Data supplied>
· · · · ·
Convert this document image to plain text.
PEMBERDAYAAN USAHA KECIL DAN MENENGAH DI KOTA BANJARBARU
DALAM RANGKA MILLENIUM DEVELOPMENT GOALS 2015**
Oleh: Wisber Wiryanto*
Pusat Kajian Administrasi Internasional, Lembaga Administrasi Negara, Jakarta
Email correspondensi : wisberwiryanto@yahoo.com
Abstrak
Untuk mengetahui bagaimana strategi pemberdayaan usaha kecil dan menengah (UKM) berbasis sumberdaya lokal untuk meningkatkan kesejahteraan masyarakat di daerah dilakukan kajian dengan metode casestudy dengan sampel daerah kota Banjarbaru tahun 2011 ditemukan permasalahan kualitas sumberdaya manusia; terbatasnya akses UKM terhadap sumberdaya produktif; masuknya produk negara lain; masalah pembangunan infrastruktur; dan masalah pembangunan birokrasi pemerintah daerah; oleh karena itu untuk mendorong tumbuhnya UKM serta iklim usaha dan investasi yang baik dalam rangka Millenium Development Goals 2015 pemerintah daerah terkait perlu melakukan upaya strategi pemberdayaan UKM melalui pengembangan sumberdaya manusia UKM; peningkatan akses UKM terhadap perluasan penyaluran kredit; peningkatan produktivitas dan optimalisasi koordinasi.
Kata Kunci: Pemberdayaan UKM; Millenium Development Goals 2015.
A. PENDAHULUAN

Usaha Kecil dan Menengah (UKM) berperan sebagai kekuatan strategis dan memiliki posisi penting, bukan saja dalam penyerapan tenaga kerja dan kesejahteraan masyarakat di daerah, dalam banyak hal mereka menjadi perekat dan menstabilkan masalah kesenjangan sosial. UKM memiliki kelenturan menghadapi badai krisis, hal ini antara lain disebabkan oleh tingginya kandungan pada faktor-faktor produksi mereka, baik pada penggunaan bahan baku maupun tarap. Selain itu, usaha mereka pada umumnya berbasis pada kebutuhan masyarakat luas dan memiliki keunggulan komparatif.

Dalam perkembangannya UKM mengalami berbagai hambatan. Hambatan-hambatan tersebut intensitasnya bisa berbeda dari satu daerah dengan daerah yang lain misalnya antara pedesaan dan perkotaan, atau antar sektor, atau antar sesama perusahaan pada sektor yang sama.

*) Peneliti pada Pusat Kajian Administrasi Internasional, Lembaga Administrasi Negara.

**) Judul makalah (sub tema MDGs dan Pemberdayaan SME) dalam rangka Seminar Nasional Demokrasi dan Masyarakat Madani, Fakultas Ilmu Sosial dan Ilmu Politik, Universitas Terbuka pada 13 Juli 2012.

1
· · · · ·
Problem requirements> Looking at the data above, show all lines where the word "yang" occurs.

Solution to the problem>
Untuk mengetahui bagaimana strategi pemberdayaan usaha kecil dan menengah (UKM) berbasis sumberdaya lokal untuk meningkatkan kesejahteraan masyarakat di daerah dilakukan kajian dengan metode casestudy dengan sampel daerah kota Banjarbaru tahun 2011 ditemukan permasalahan kualitas sumberdaya manusia; terbatasnya akses UKM terhadap sumberdaya produktif; masuknya produk negara lain; masalah pembangunan infrastruktur; dan masalah pembangunan birokrasi pemerintah daerah; oleh karena itu untuk mendorong tumbuhnya UKM serta iklim usaha dan investasi yang baik dalam rangka Millenium Development Goals 2015 pemerintah daerah terkait perlu melakukan upaya strategi pemberdayaan UKM melalui pengembangan sumberdaya manusia UKM; peningkatan akses UKM terhadap perluasan penyaluran kredit; peningkatan produktivitas dan optimalisasi koordinasi.
Dalam perkembangannya UKM mengalami berbagai hambatan. Hambatan-hambatan tersebut intensitasnya bisa berbeda dari satu daerah dengan daerah yang lain misalnya antara pedesaan dan perkotaan, atau antar sektor, atau antar sesama perusahaan pada sektor yang sama.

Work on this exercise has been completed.